#### EXERCISE BRIEF
Go through the listing below and gather every line with the word "Date".

#### Dataset rows

◆ ◆ ◆

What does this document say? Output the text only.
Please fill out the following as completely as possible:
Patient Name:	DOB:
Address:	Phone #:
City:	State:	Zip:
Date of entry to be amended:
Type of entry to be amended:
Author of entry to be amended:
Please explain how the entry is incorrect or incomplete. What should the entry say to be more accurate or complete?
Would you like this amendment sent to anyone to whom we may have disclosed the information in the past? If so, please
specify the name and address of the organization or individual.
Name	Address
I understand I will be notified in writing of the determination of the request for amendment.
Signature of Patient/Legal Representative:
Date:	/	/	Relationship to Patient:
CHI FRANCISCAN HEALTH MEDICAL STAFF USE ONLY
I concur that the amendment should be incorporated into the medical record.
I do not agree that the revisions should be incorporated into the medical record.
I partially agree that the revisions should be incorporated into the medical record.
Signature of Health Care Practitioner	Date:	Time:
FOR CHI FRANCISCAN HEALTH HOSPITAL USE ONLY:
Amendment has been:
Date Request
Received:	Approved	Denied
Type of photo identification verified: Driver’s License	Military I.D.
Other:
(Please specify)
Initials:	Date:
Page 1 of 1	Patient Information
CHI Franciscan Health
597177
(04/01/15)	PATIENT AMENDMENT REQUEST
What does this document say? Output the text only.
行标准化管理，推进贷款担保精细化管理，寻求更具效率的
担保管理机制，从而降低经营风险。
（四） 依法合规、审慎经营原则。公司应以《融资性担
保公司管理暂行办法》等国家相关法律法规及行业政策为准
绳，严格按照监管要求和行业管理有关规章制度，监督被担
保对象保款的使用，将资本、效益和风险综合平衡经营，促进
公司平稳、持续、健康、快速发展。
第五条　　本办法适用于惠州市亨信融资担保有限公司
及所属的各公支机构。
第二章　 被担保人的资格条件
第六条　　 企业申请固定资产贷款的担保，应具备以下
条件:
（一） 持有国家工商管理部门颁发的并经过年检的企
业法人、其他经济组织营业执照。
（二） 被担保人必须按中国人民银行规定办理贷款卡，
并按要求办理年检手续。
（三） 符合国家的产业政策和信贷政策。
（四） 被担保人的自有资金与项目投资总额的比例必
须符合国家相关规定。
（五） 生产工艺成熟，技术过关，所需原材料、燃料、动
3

◆ ◆ ◆

#### SOLUTION TO THIS EXERCISE
Date of entry to be amended:
Date:	/	/	Relationship to Patient:
Signature of Health Care Practitioner	Date:	Time:
Date Request
Initials:	Date:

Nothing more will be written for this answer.